# [Objective]
Every entry that follows needs to be repeated exactly.

# [Data entries]

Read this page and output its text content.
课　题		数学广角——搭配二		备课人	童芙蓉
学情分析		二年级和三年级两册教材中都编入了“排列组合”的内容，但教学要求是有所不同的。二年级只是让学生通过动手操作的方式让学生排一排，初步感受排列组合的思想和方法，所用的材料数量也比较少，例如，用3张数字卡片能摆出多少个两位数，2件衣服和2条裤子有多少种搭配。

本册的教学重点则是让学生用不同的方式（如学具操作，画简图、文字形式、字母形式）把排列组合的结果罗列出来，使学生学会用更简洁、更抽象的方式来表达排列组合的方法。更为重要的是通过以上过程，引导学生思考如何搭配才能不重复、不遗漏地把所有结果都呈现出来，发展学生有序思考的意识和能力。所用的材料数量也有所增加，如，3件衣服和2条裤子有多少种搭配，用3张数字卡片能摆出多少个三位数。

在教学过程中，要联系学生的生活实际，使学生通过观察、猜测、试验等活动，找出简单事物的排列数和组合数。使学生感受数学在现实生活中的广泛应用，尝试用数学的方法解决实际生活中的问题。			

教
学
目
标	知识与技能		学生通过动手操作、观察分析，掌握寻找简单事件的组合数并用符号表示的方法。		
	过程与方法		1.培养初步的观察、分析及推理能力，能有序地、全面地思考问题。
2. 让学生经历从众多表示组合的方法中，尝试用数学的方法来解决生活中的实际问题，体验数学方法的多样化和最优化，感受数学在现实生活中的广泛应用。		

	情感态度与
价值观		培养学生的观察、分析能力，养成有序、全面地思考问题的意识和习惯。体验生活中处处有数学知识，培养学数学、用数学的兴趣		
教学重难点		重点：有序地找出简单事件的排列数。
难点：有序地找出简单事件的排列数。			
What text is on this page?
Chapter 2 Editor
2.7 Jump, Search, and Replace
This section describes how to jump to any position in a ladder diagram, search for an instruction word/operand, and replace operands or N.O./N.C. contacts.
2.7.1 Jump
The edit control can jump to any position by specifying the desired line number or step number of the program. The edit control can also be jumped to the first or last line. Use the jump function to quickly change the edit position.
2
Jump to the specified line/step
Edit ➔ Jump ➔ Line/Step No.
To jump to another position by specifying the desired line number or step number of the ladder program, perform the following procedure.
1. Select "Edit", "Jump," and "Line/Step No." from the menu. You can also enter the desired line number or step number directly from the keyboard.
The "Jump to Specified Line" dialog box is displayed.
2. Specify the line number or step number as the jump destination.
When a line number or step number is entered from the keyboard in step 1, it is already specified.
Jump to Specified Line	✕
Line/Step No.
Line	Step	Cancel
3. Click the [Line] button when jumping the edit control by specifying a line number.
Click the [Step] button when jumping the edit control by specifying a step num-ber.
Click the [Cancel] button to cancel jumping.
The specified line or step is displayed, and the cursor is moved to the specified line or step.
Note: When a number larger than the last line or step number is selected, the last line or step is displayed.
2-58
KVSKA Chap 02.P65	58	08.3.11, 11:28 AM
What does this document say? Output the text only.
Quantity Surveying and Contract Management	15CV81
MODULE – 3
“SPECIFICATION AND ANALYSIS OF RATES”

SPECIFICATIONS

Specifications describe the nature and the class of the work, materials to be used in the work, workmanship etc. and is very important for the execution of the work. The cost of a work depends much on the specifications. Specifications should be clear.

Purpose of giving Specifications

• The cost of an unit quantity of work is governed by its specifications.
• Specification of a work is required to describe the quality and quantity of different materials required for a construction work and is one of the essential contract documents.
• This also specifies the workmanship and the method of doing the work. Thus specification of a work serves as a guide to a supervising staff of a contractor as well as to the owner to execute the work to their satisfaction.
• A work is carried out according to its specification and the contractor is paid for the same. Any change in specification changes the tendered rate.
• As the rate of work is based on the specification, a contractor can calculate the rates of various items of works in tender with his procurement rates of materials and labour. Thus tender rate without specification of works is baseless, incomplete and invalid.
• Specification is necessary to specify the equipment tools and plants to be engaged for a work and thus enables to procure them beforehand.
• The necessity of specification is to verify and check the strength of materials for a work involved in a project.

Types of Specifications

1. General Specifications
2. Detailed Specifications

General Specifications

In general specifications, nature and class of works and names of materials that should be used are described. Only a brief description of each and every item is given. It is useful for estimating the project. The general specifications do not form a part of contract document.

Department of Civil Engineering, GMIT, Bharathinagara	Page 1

# [The reply]
Read this page and output its text content.
课　题		数学广角——搭配二		备课人	童芙蓉
学情分析		二年级和三年级两册教材中都编入了“排列组合”的内容，但教学要求是有所不同的。二年级只是让学生通过动手操作的方式让学生排一排，初步感受排列组合的思想和方法，所用的材料数量也比较少，例如，用3张数字卡片能摆出多少个两位数，2件衣服和2条裤子有多少种搭配。

本册的教学重点则是让学生用不同的方式（如学具操作，画简图、文字形式、字母形式）把排列组合的结果罗列出来，使学生学会用更简洁、更抽象的方式来表达排列组合的方法。更为重要的是通过以上过程，引导学生思考如何搭配才能不重复、不遗漏地把所有结果都呈现出来，发展学生有序思考的意识和能力。所用的材料数量也有所增加，如，3件衣服和2条裤子有多少种搭配，用3张数字卡片能摆出多少个三位数。

在教学过程中，要联系学生的生活实际，使学生通过观察、猜测、试验等活动，找出简单事物的排列数和组合数。使学生感受数学在现实生活中的广泛应用，尝试用数学的方法解决实际生活中的问题。			

教
学
目
标	知识与技能		学生通过动手操作、观察分析，掌握寻找简单事件的组合数并用符号表示的方法。		
	过程与方法		1.培养初步的观察、分析及推理能力，能有序地、全面地思考问题。
2. 让学生经历从众多表示组合的方法中，尝试用数学的方法来解决生活中的实际问题，体验数学方法的多样化和最优化，感受数学在现实生活中的广泛应用。		

	情感态度与
价值观		培养学生的观察、分析能力，养成有序、全面地思考问题的意识和习惯。体验生活中处处有数学知识，培养学数学、用数学的兴趣		
教学重难点		重点：有序地找出简单事件的排列数。
难点：有序地找出简单事件的排列数。			
What text is on this page?
Chapter 2 Editor
2.7 Jump, Search, and Replace
This section describes how to jump to any position in a ladder diagram, search for an instruction word/operand, and replace operands or N.O./N.C. contacts.
2.7.1 Jump
The edit control can jump to any position by specifying the desired line number or step number of the program. The edit control can also be jumped to the first or last line. Use the jump function to quickly change the edit position.
2
Jump to the specified line/step
Edit ➔ Jump ➔ Line/Step No.
To jump to another position by specifying the desired line number or step number of the ladder program, perform the following procedure.
1. Select "Edit", "Jump," and "Line/Step No." from the menu. You can also enter the desired line number or step number directly from the keyboard.
The "Jump to Specified Line" dialog box is displayed.
2. Specify the line number or step number as the jump destination.
When a line number or step number is entered from the keyboard in step 1, it is already specified.
Jump to Specified Line	✕
Line/Step No.
Line	Step	Cancel
3. Click the [Line] button when jumping the edit control by specifying a line number.
Click the [Step] button when jumping the edit control by specifying a step num-ber.
Click the [Cancel] button to cancel jumping.
The specified line or step is displayed, and the cursor is moved to the specified line or step.
Note: When a number larger than the last line or step number is selected, the last line or step is displayed.
2-58
KVSKA Chap 02.P65	58	08.3.11, 11:28 AM
What does this document say? Output the text only.
Quantity Surveying and Contract Management	15CV81
MODULE – 3
“SPECIFICATION AND ANALYSIS OF RATES”

SPECIFICATIONS

Specifications describe the nature and the class of the work, materials to be used in the work, workmanship etc. and is very important for the execution of the work. The cost of a work depends much on the specifications. Specifications should be clear.

Purpose of giving Specifications

• The cost of an unit quantity of work is governed by its specifications.
• Specification of a work is required to describe the quality and quantity of different materials required for a construction work and is one of the essential contract documents.
• This also specifies the workmanship and the method of doing the work. Thus specification of a work serves as a guide to a supervising staff of a contractor as well as to the owner to execute the work to their satisfaction.
• A work is carried out according to its specification and the contractor is paid for the same. Any change in specification changes the tendered rate.
• As the rate of work is based on the specification, a contractor can calculate the rates of various items of works in tender with his procurement rates of materials and labour. Thus tender rate without specification of works is baseless, incomplete and invalid.
• Specification is necessary to specify the equipment tools and plants to be engaged for a work and thus enables to procure them beforehand.
• The necessity of specification is to verify and check the strength of materials for a work involved in a project.

Types of Specifications

1. General Specifications
2. Detailed Specifications

General Specifications

In general specifications, nature and class of works and names of materials that should be used are described. Only a brief description of each and every item is given. It is useful for estimating the project. The general specifications do not form a part of contract document.

Department of Civil Engineering, GMIT, Bharathinagara	Page 1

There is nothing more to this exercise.